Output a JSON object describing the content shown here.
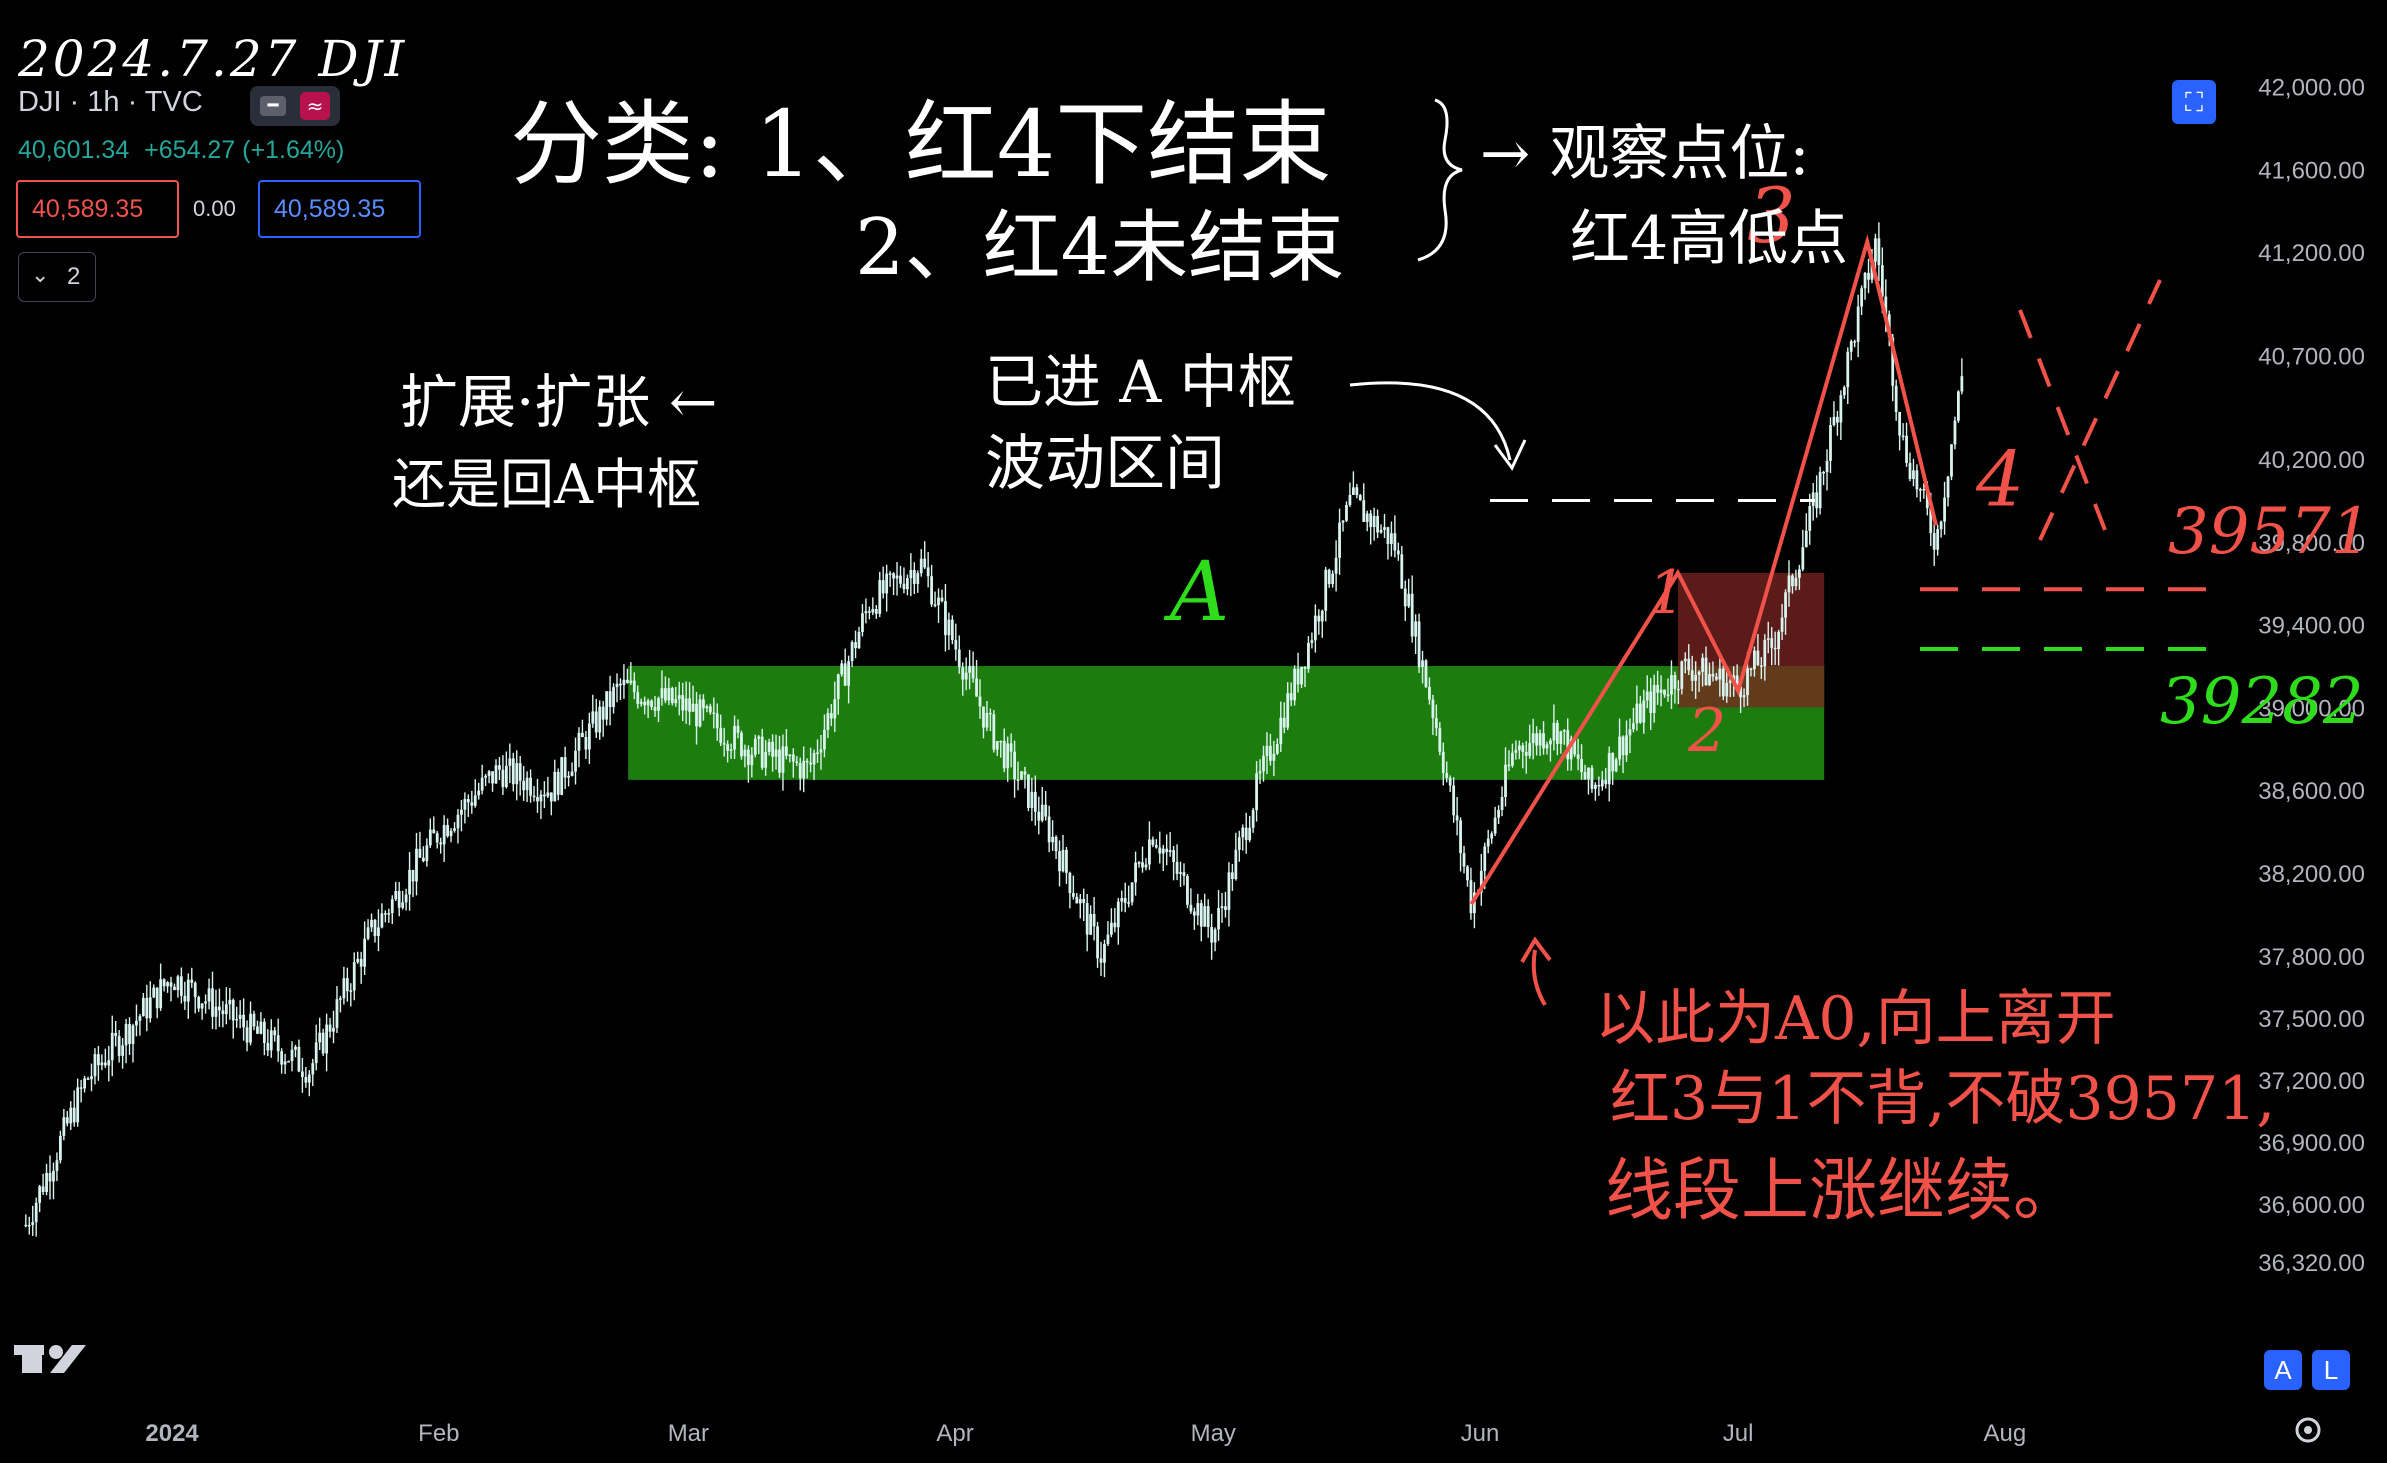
{
  "header": {
    "date_note": "2024.7.27 DJI",
    "symbol": "DJI · 1h · TVC",
    "last_price": "40,601.34",
    "change": "+654.27 (+1.64%)",
    "bid": "40,589.35",
    "spread": "0.00",
    "ask": "40,589.35",
    "indicator_count": "2"
  },
  "annotations": {
    "title_l1": "分类: 1、红4下结束",
    "title_l2": "2、红4未结束",
    "observe_l1": "→ 观察点位:",
    "observe_l2": "红4高低点",
    "expand_l1": "扩展·扩张 ←",
    "expand_l2": "还是回A中枢",
    "entered_l1": "已进 A 中枢",
    "entered_l2": "波动区间",
    "zone_label": "A",
    "wave_1": "1",
    "wave_2": "2",
    "wave_3": "3",
    "wave_4": "4",
    "level_upper": "39571",
    "level_lower": "39282",
    "note_l1": "以此为A0,向上离开",
    "note_l2": "红3与1不背,不破39571,",
    "note_l3": "线段上涨继续。"
  },
  "colors": {
    "background": "#000000",
    "candle": "#d9f4ee",
    "zone_green": "#1f8a0f",
    "zone_red": "#7a2522",
    "wave_red": "#f0524a",
    "level_green": "#2fdc1c",
    "accent_blue": "#2962ff"
  },
  "icons": {
    "fullscreen": "fullscreen-icon",
    "logo": "tradingview-logo-icon",
    "settings": "gear-icon",
    "chevron": "chevron-down-icon"
  },
  "scale_buttons": {
    "auto": "A",
    "log": "L"
  },
  "chart_data": {
    "type": "candlestick",
    "timeframe": "1h",
    "x_labels": [
      "2024",
      "Feb",
      "Mar",
      "Apr",
      "May",
      "Jun",
      "Jul",
      "Aug"
    ],
    "y_ticks": [
      "42,000.00",
      "41,600.00",
      "41,200.00",
      "40,700.00",
      "40,200.00",
      "39,800.00",
      "39,400.00",
      "39,000.00",
      "38,600.00",
      "38,200.00",
      "37,800.00",
      "37,500.00",
      "37,200.00",
      "36,900.00",
      "36,600.00",
      "36,320.00"
    ],
    "ylim": [
      36040,
      42080
    ],
    "series": [
      {
        "name": "",
        "values": [
          {
            "date": "2023-12-15",
            "close": 36500
          },
          {
            "date": "2023-12-22",
            "close": 37200
          },
          {
            "date": "2024-01-01",
            "close": 37700
          },
          {
            "date": "2024-01-08",
            "close": 37500
          },
          {
            "date": "2024-01-17",
            "close": 37250
          },
          {
            "date": "2024-01-24",
            "close": 37900
          },
          {
            "date": "2024-02-01",
            "close": 38400
          },
          {
            "date": "2024-02-08",
            "close": 38700
          },
          {
            "date": "2024-02-14",
            "close": 38600
          },
          {
            "date": "2024-02-22",
            "close": 39100
          },
          {
            "date": "2024-03-01",
            "close": 39000
          },
          {
            "date": "2024-03-08",
            "close": 38800
          },
          {
            "date": "2024-03-15",
            "close": 38700
          },
          {
            "date": "2024-03-22",
            "close": 39500
          },
          {
            "date": "2024-03-28",
            "close": 39700
          },
          {
            "date": "2024-04-05",
            "close": 38900
          },
          {
            "date": "2024-04-12",
            "close": 38400
          },
          {
            "date": "2024-04-18",
            "close": 37800
          },
          {
            "date": "2024-04-24",
            "close": 38400
          },
          {
            "date": "2024-05-01",
            "close": 37900
          },
          {
            "date": "2024-05-06",
            "close": 38600
          },
          {
            "date": "2024-05-12",
            "close": 39300
          },
          {
            "date": "2024-05-17",
            "close": 40000
          },
          {
            "date": "2024-05-22",
            "close": 39800
          },
          {
            "date": "2024-05-27",
            "close": 38900
          },
          {
            "date": "2024-05-31",
            "close": 38050
          },
          {
            "date": "2024-06-05",
            "close": 38800
          },
          {
            "date": "2024-06-10",
            "close": 38900
          },
          {
            "date": "2024-06-14",
            "close": 38600
          },
          {
            "date": "2024-06-20",
            "close": 39000
          },
          {
            "date": "2024-06-25",
            "close": 39200
          },
          {
            "date": "2024-07-01",
            "close": 39100
          },
          {
            "date": "2024-07-05",
            "close": 39300
          },
          {
            "date": "2024-07-10",
            "close": 40000
          },
          {
            "date": "2024-07-15",
            "close": 40900
          },
          {
            "date": "2024-07-17",
            "close": 41250
          },
          {
            "date": "2024-07-20",
            "close": 40300
          },
          {
            "date": "2024-07-24",
            "close": 39800
          },
          {
            "date": "2024-07-27",
            "close": 40600
          }
        ]
      }
    ],
    "zones": [
      {
        "label": "A",
        "x0": "2024-02-23",
        "x1": "2024-07-11",
        "y0": 38650,
        "y1": 39200
      },
      {
        "label": "",
        "x0": "2024-06-24",
        "x1": "2024-07-11",
        "y0": 39000,
        "y1": 39650
      }
    ],
    "levels": [
      {
        "label": "39571",
        "value": 39571
      },
      {
        "label": "39282",
        "value": 39282
      },
      {
        "label": "",
        "value": 40000
      }
    ],
    "waves": [
      {
        "label": "1",
        "date": "2024-06-24",
        "value": 39650
      },
      {
        "label": "2",
        "date": "2024-07-01",
        "value": 39080
      },
      {
        "label": "3",
        "date": "2024-07-16",
        "value": 41250
      },
      {
        "label": "4",
        "date": "2024-07-24",
        "value": 39880
      }
    ],
    "wave_start": {
      "label": "A0",
      "date": "2024-05-31",
      "value": 38050
    }
  }
}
● ● ● ●
Transcribe the whole listing, character for character, but not its images.

Output a JSON object describing the content shown here.
{
  "header": {
    "date_note": "2024.7.27 DJI",
    "symbol": "DJI · 1h · TVC",
    "last_price": "40,601.34",
    "change": "+654.27 (+1.64%)",
    "bid": "40,589.35",
    "spread": "0.00",
    "ask": "40,589.35",
    "indicator_count": "2"
  },
  "annotations": {
    "title_l1": "分类: 1、红4下结束",
    "title_l2": "2、红4未结束",
    "observe_l1": "→ 观察点位:",
    "observe_l2": "红4高低点",
    "expand_l1": "扩展·扩张 ←",
    "expand_l2": "还是回A中枢",
    "entered_l1": "已进 A 中枢",
    "entered_l2": "波动区间",
    "zone_label": "A",
    "wave_1": "1",
    "wave_2": "2",
    "wave_3": "3",
    "wave_4": "4",
    "level_upper": "39571",
    "level_lower": "39282",
    "note_l1": "以此为A0,向上离开",
    "note_l2": "红3与1不背,不破39571,",
    "note_l3": "线段上涨继续。"
  },
  "colors": {
    "background": "#000000",
    "candle": "#d9f4ee",
    "zone_green": "#1f8a0f",
    "zone_red": "#7a2522",
    "wave_red": "#f0524a",
    "level_green": "#2fdc1c",
    "accent_blue": "#2962ff"
  },
  "icons": {
    "fullscreen": "fullscreen-icon",
    "logo": "tradingview-logo-icon",
    "settings": "gear-icon",
    "chevron": "chevron-down-icon"
  },
  "scale_buttons": {
    "auto": "A",
    "log": "L"
  },
  "chart_data": {
    "type": "candlestick",
    "timeframe": "1h",
    "x_labels": [
      "2024",
      "Feb",
      "Mar",
      "Apr",
      "May",
      "Jun",
      "Jul",
      "Aug"
    ],
    "y_ticks": [
      "42,000.00",
      "41,600.00",
      "41,200.00",
      "40,700.00",
      "40,200.00",
      "39,800.00",
      "39,400.00",
      "39,000.00",
      "38,600.00",
      "38,200.00",
      "37,800.00",
      "37,500.00",
      "37,200.00",
      "36,900.00",
      "36,600.00",
      "36,320.00"
    ],
    "ylim": [
      36040,
      42080
    ],
    "series": [
      {
        "name": "",
        "values": [
          {
            "date": "2023-12-15",
            "close": 36500
          },
          {
            "date": "2023-12-22",
            "close": 37200
          },
          {
            "date": "2024-01-01",
            "close": 37700
          },
          {
            "date": "2024-01-08",
            "close": 37500
          },
          {
            "date": "2024-01-17",
            "close": 37250
          },
          {
            "date": "2024-01-24",
            "close": 37900
          },
          {
            "date": "2024-02-01",
            "close": 38400
          },
          {
            "date": "2024-02-08",
            "close": 38700
          },
          {
            "date": "2024-02-14",
            "close": 38600
          },
          {
            "date": "2024-02-22",
            "close": 39100
          },
          {
            "date": "2024-03-01",
            "close": 39000
          },
          {
            "date": "2024-03-08",
            "close": 38800
          },
          {
            "date": "2024-03-15",
            "close": 38700
          },
          {
            "date": "2024-03-22",
            "close": 39500
          },
          {
            "date": "2024-03-28",
            "close": 39700
          },
          {
            "date": "2024-04-05",
            "close": 38900
          },
          {
            "date": "2024-04-12",
            "close": 38400
          },
          {
            "date": "2024-04-18",
            "close": 37800
          },
          {
            "date": "2024-04-24",
            "close": 38400
          },
          {
            "date": "2024-05-01",
            "close": 37900
          },
          {
            "date": "2024-05-06",
            "close": 38600
          },
          {
            "date": "2024-05-12",
            "close": 39300
          },
          {
            "date": "2024-05-17",
            "close": 40000
          },
          {
            "date": "2024-05-22",
            "close": 39800
          },
          {
            "date": "2024-05-27",
            "close": 38900
          },
          {
            "date": "2024-05-31",
            "close": 38050
          },
          {
            "date": "2024-06-05",
            "close": 38800
          },
          {
            "date": "2024-06-10",
            "close": 38900
          },
          {
            "date": "2024-06-14",
            "close": 38600
          },
          {
            "date": "2024-06-20",
            "close": 39000
          },
          {
            "date": "2024-06-25",
            "close": 39200
          },
          {
            "date": "2024-07-01",
            "close": 39100
          },
          {
            "date": "2024-07-05",
            "close": 39300
          },
          {
            "date": "2024-07-10",
            "close": 40000
          },
          {
            "date": "2024-07-15",
            "close": 40900
          },
          {
            "date": "2024-07-17",
            "close": 41250
          },
          {
            "date": "2024-07-20",
            "close": 40300
          },
          {
            "date": "2024-07-24",
            "close": 39800
          },
          {
            "date": "2024-07-27",
            "close": 40600
          }
        ]
      }
    ],
    "zones": [
      {
        "label": "A",
        "x0": "2024-02-23",
        "x1": "2024-07-11",
        "y0": 38650,
        "y1": 39200
      },
      {
        "label": "",
        "x0": "2024-06-24",
        "x1": "2024-07-11",
        "y0": 39000,
        "y1": 39650
      }
    ],
    "levels": [
      {
        "label": "39571",
        "value": 39571
      },
      {
        "label": "39282",
        "value": 39282
      },
      {
        "label": "",
        "value": 40000
      }
    ],
    "waves": [
      {
        "label": "1",
        "date": "2024-06-24",
        "value": 39650
      },
      {
        "label": "2",
        "date": "2024-07-01",
        "value": 39080
      },
      {
        "label": "3",
        "date": "2024-07-16",
        "value": 41250
      },
      {
        "label": "4",
        "date": "2024-07-24",
        "value": 39880
      }
    ],
    "wave_start": {
      "label": "A0",
      "date": "2024-05-31",
      "value": 38050
    }
  }
}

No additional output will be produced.